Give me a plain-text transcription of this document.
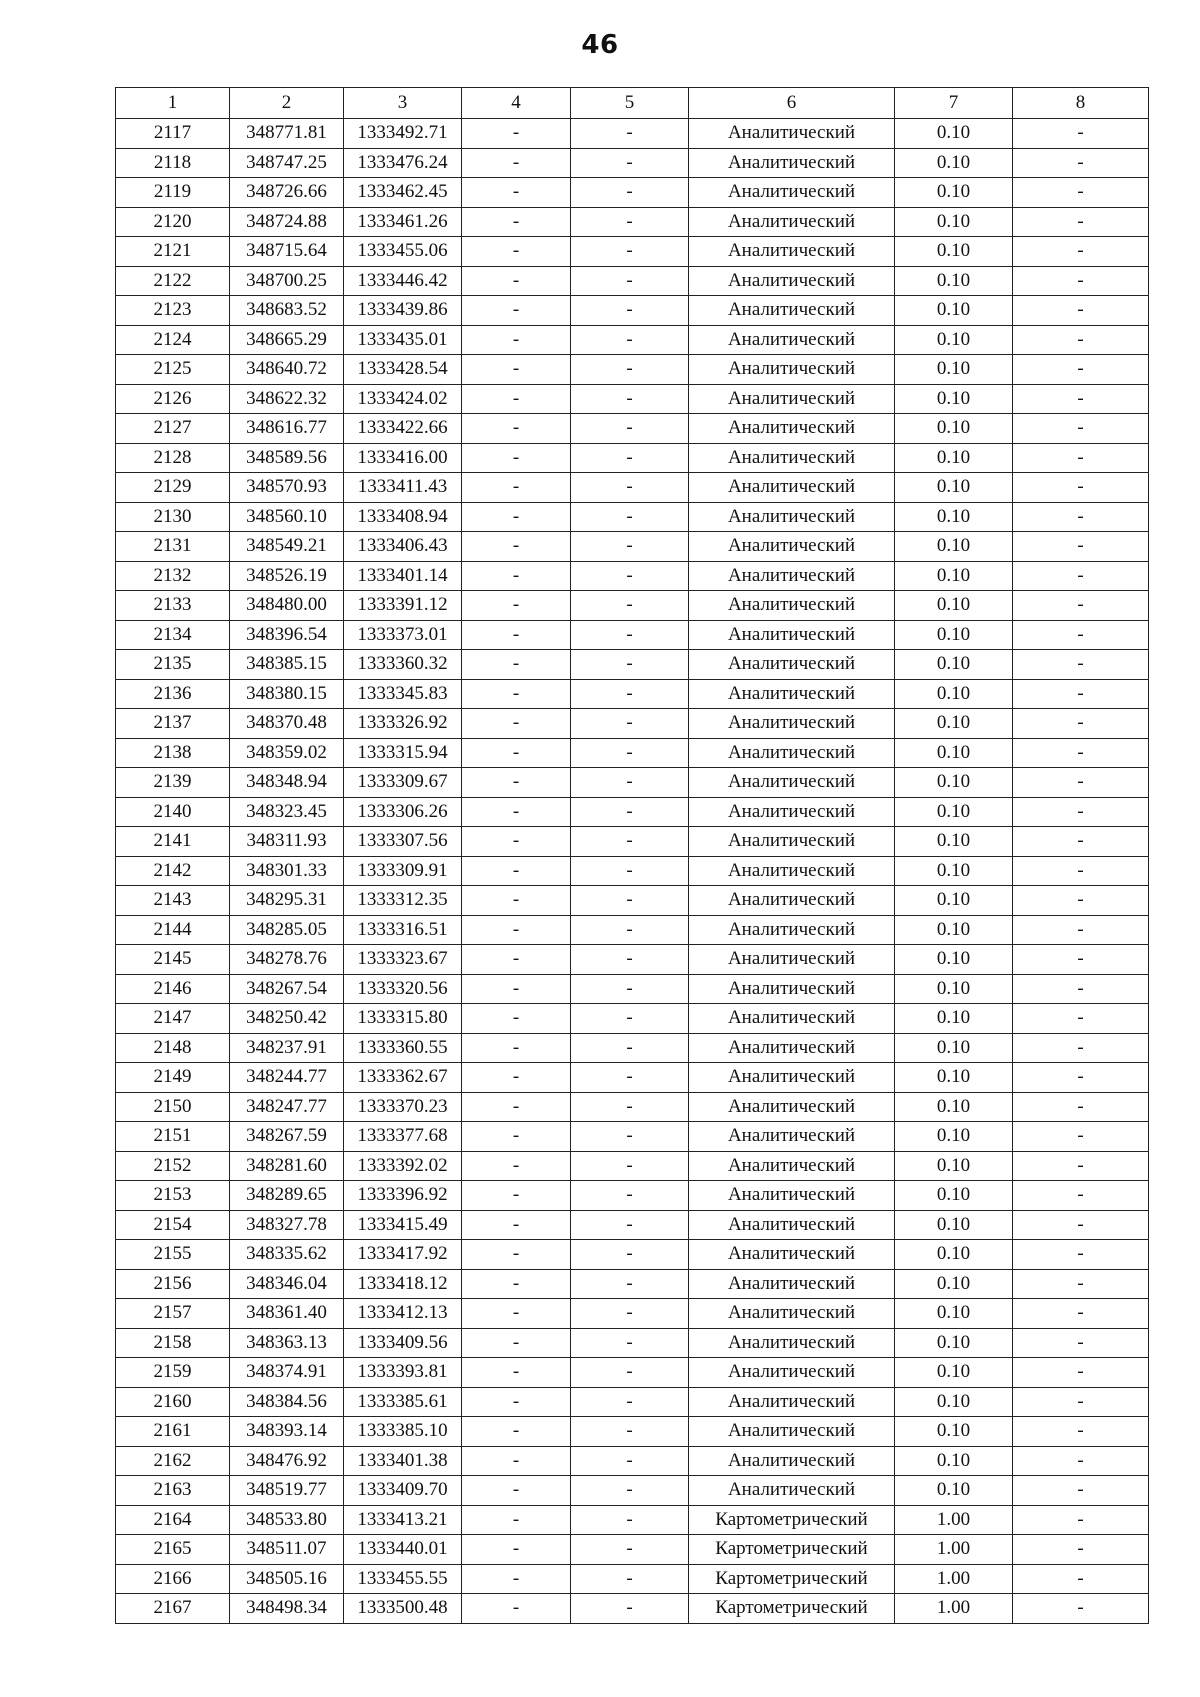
46
1	2	3	4	5	6	7	8
2117	348771.81	1333492.71	-	-	Аналитический	0.10	-
2118	348747.25	1333476.24	-	-	Аналитический	0.10	-
2119	348726.66	1333462.45	-	-	Аналитический	0.10	-
2120	348724.88	1333461.26	-	-	Аналитический	0.10	-
2121	348715.64	1333455.06	-	-	Аналитический	0.10	-
2122	348700.25	1333446.42	-	-	Аналитический	0.10	-
2123	348683.52	1333439.86	-	-	Аналитический	0.10	-
2124	348665.29	1333435.01	-	-	Аналитический	0.10	-
2125	348640.72	1333428.54	-	-	Аналитический	0.10	-
2126	348622.32	1333424.02	-	-	Аналитический	0.10	-
2127	348616.77	1333422.66	-	-	Аналитический	0.10	-
2128	348589.56	1333416.00	-	-	Аналитический	0.10	-
2129	348570.93	1333411.43	-	-	Аналитический	0.10	-
2130	348560.10	1333408.94	-	-	Аналитический	0.10	-
2131	348549.21	1333406.43	-	-	Аналитический	0.10	-
2132	348526.19	1333401.14	-	-	Аналитический	0.10	-
2133	348480.00	1333391.12	-	-	Аналитический	0.10	-
2134	348396.54	1333373.01	-	-	Аналитический	0.10	-
2135	348385.15	1333360.32	-	-	Аналитический	0.10	-
2136	348380.15	1333345.83	-	-	Аналитический	0.10	-
2137	348370.48	1333326.92	-	-	Аналитический	0.10	-
2138	348359.02	1333315.94	-	-	Аналитический	0.10	-
2139	348348.94	1333309.67	-	-	Аналитический	0.10	-
2140	348323.45	1333306.26	-	-	Аналитический	0.10	-
2141	348311.93	1333307.56	-	-	Аналитический	0.10	-
2142	348301.33	1333309.91	-	-	Аналитический	0.10	-
2143	348295.31	1333312.35	-	-	Аналитический	0.10	-
2144	348285.05	1333316.51	-	-	Аналитический	0.10	-
2145	348278.76	1333323.67	-	-	Аналитический	0.10	-
2146	348267.54	1333320.56	-	-	Аналитический	0.10	-
2147	348250.42	1333315.80	-	-	Аналитический	0.10	-
2148	348237.91	1333360.55	-	-	Аналитический	0.10	-
2149	348244.77	1333362.67	-	-	Аналитический	0.10	-
2150	348247.77	1333370.23	-	-	Аналитический	0.10	-
2151	348267.59	1333377.68	-	-	Аналитический	0.10	-
2152	348281.60	1333392.02	-	-	Аналитический	0.10	-
2153	348289.65	1333396.92	-	-	Аналитический	0.10	-
2154	348327.78	1333415.49	-	-	Аналитический	0.10	-
2155	348335.62	1333417.92	-	-	Аналитический	0.10	-
2156	348346.04	1333418.12	-	-	Аналитический	0.10	-
2157	348361.40	1333412.13	-	-	Аналитический	0.10	-
2158	348363.13	1333409.56	-	-	Аналитический	0.10	-
2159	348374.91	1333393.81	-	-	Аналитический	0.10	-
2160	348384.56	1333385.61	-	-	Аналитический	0.10	-
2161	348393.14	1333385.10	-	-	Аналитический	0.10	-
2162	348476.92	1333401.38	-	-	Аналитический	0.10	-
2163	348519.77	1333409.70	-	-	Аналитический	0.10	-
2164	348533.80	1333413.21	-	-	Картометрический	1.00	-
2165	348511.07	1333440.01	-	-	Картометрический	1.00	-
2166	348505.16	1333455.55	-	-	Картометрический	1.00	-
2167	348498.34	1333500.48	-	-	Картометрический	1.00	-
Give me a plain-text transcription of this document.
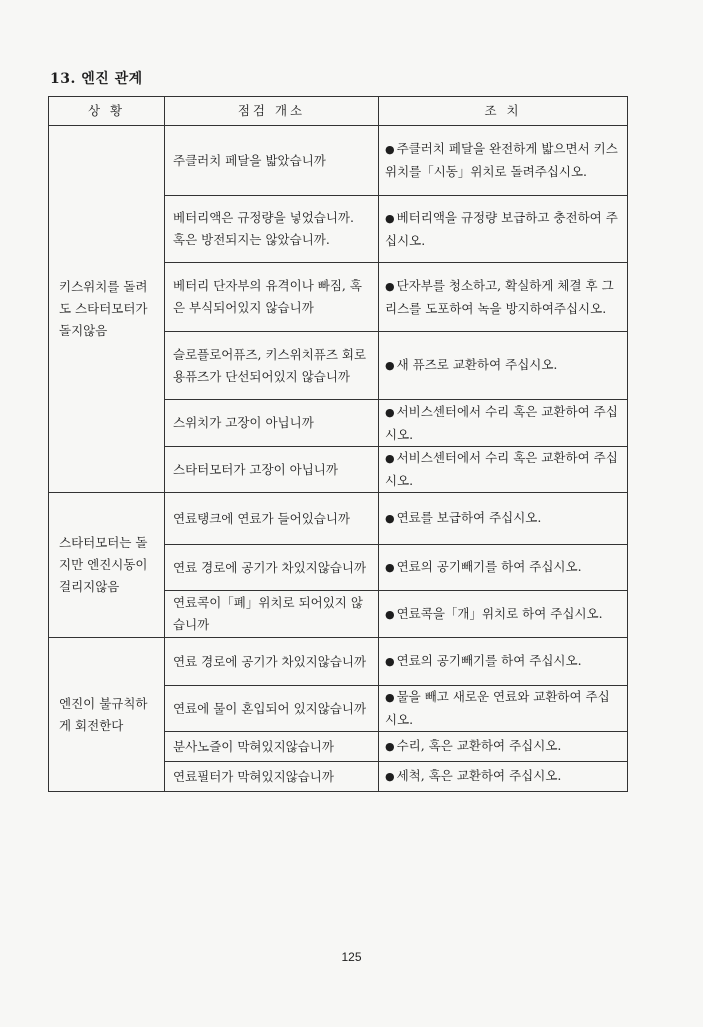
13. 엔진 관계
상 황	점검 개소	조 치
키스위치를 돌려도 스타터모터가 돌지않음	주클러치 페달을 밟았습니까	● 주클러치 페달을 완전하게 밟으면서 키스위치를「시동」위치로 돌려주십시오.
	베터리액은 규정량을 넣었습니까. 혹은 방전되지는 않았습니까.	● 베터리액을 규정량 보급하고 충전하여 주십시오.
	베터리 단자부의 유격이나 빠짐, 혹은 부식되어있지 않습니까	● 단자부를 청소하고, 확실하게 체결 후 그리스를 도포하여 녹을 방지하여주십시오.
	슬로플로어퓨즈, 키스위치퓨즈 회로용퓨즈가 단선되어있지 않습니까	● 새 퓨즈로 교환하여 주십시오.
	스위치가 고장이 아닙니까	● 서비스센터에서 수리 혹은 교환하여 주십시오.
	스타터모터가 고장이 아닙니까	● 서비스센터에서 수리 혹은 교환하여 주십시오.
스타터모터는 돌지만 엔진시동이 걸리지않음	연료탱크에 연료가 들어있습니까	● 연료를 보급하여 주십시오.
	연료 경로에 공기가 차있지않습니까	● 연료의 공기빼기를 하여 주십시오.
	연료콕이「폐」위치로 되어있지 않습니까	● 연료콕을「개」위치로 하여 주십시오.
엔진이 불규칙하게 회전한다	연료 경로에 공기가 차있지않습니까	● 연료의 공기빼기를 하여 주십시오.
	연료에 물이 혼입되어 있지않습니까	● 물을 빼고 새로운 연료와 교환하여 주십시오.
	분사노즐이 막혀있지않습니까	● 수리, 혹은 교환하여 주십시오.
	연료필터가 막혀있지않습니까	● 세척, 혹은 교환하여 주십시오.
125
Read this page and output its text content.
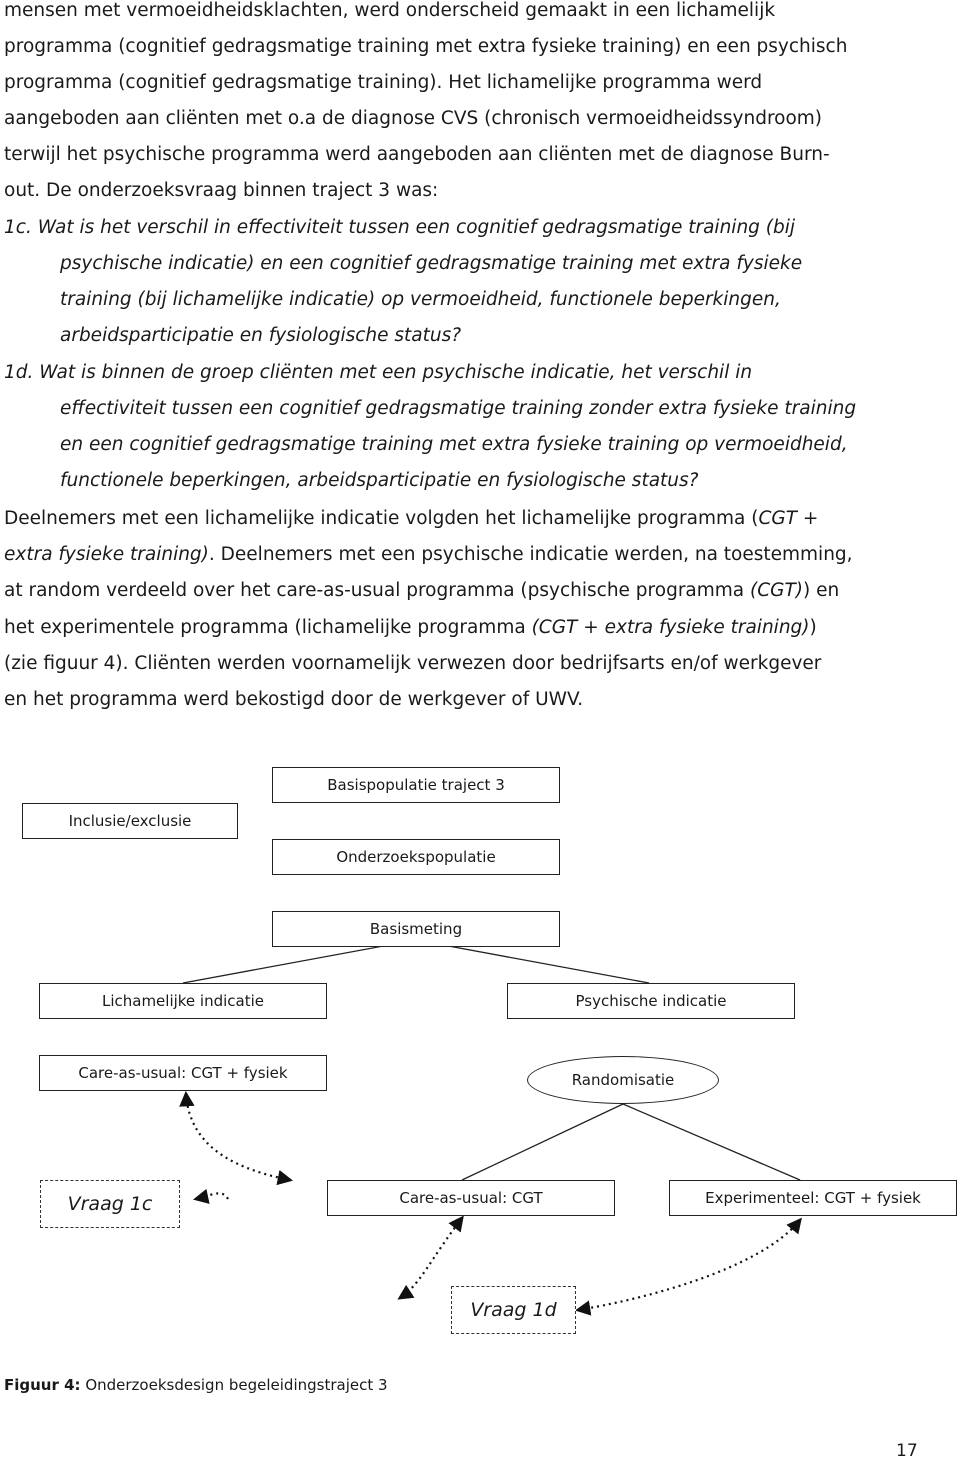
mensen met vermoeidheidsklachten, werd onderscheid gemaakt in een lichamelijk
programma (cognitief gedragsmatige training met extra fysieke training) en een psychisch
programma (cognitief gedragsmatige training). Het lichamelijke programma werd
aangeboden aan cliënten met o.a de diagnose CVS (chronisch vermoeidheidssyndroom)
terwijl het psychische programma werd aangeboden aan cliënten met de diagnose Burn-
out. De onderzoeksvraag binnen traject 3 was:
1c. Wat is het verschil in effectiviteit tussen een cognitief gedragsmatige training (bij
psychische indicatie) en een cognitief gedragsmatige training met extra fysieke
training (bij lichamelijke indicatie) op vermoeidheid, functionele beperkingen,
arbeidsparticipatie en fysiologische status?
1d. Wat is binnen de groep cliënten met een psychische indicatie, het verschil in
effectiviteit tussen een cognitief gedragsmatige training zonder extra fysieke training
en een cognitief gedragsmatige training met extra fysieke training op vermoeidheid,
functionele beperkingen, arbeidsparticipatie en fysiologische status?
Deelnemers met een lichamelijke indicatie volgden het lichamelijke programma (CGT +
extra fysieke training). Deelnemers met een psychische indicatie werden, na toestemming,
at random verdeeld over het care-as-usual programma (psychische programma (CGT)) en
het experimentele programma (lichamelijke programma (CGT + extra fysieke training))
(zie figuur 4). Cliënten werden voornamelijk verwezen door bedrijfsarts en/of werkgever
en het programma werd bekostigd door de werkgever of UWV.
Basispopulatie traject 3
Inclusie/exclusie
Onderzoekspopulatie
Basismeting
Lichamelijke indicatie	Psychische indicatie
Care-as-usual: CGT + fysiek	Randomisatie
Vraag 1c	Care-as-usual: CGT	Experimenteel: CGT + fysiek
Vraag 1d
Figuur 4: Onderzoeksdesign begeleidingstraject 3
17
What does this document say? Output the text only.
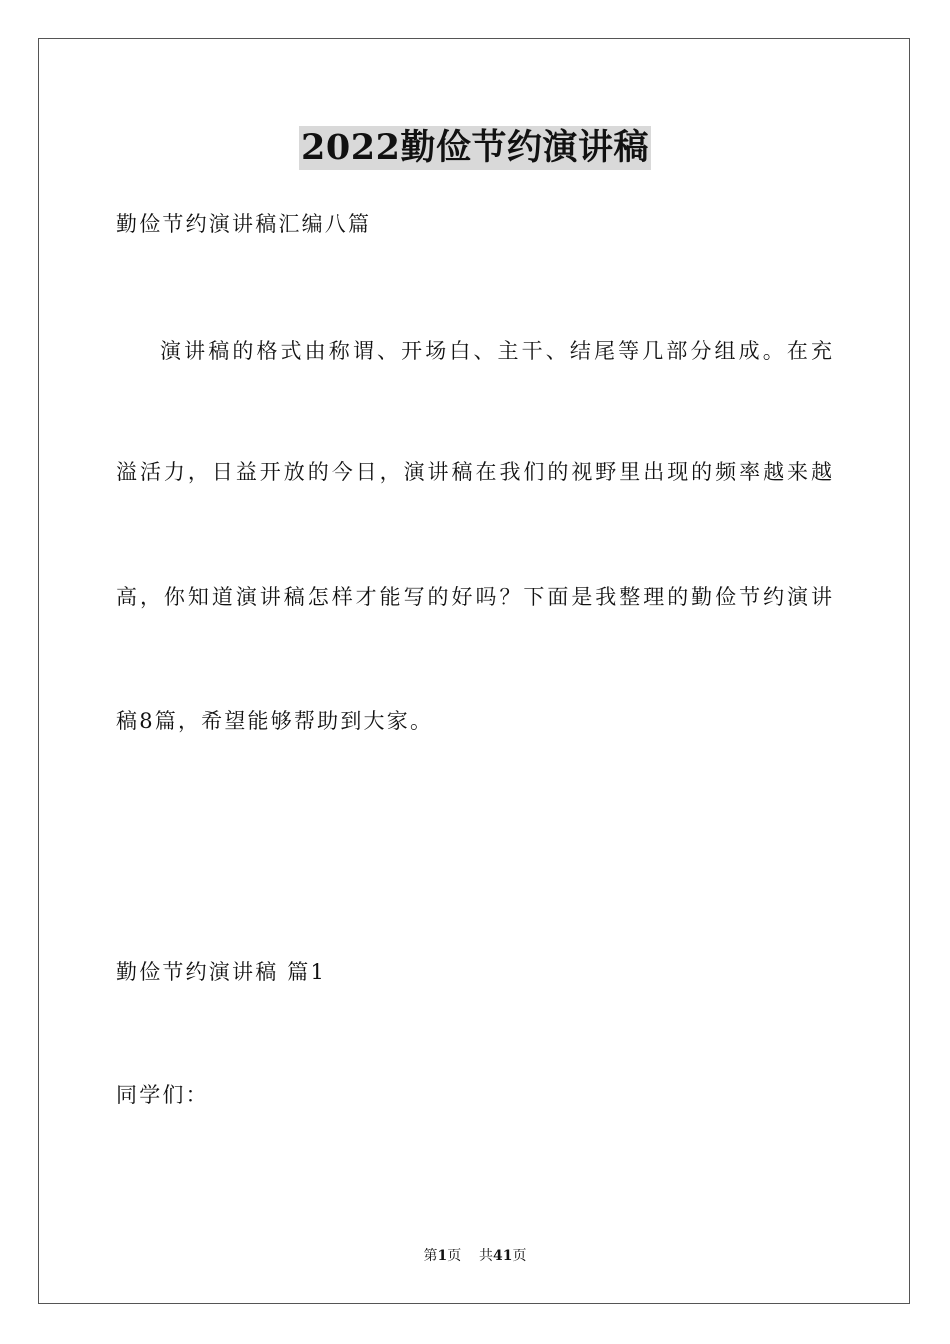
2022勤俭节约演讲稿

勤俭节约演讲稿汇编八篇

演讲稿的格式由称谓、开场白、主干、结尾等几部分组成。在充

溢活力，日益开放的今日，演讲稿在我们的视野里出现的频率越来越

高，你知道演讲稿怎样才能写的好吗？下面是我整理的勤俭节约演讲

稿8篇，希望能够帮助到大家。

勤俭节约演讲稿 篇1

同学们：

第1页 共41页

EXERCISE: Lines containing the word "training" must all be returned from the material above.

ANSWER TO THE TASK:
programma (cognitief gedragsmatige training met extra fysieke training) en een psychisch
programma (cognitief gedragsmatige training). Het lichamelijke programma werd
1c. Wat is het verschil in effectiviteit tussen een cognitief gedragsmatige training (bij
psychische indicatie) en een cognitief gedragsmatige training met extra fysieke
training (bij lichamelijke indicatie) op vermoeidheid, functionele beperkingen,
effectiviteit tussen een cognitief gedragsmatige training zonder extra fysieke training
en een cognitief gedragsmatige training met extra fysieke training op vermoeidheid,
extra fysieke training). Deelnemers met een psychische indicatie werden, na toestemming,
het experimentele programma (lichamelijke programma (CGT + extra fysieke training))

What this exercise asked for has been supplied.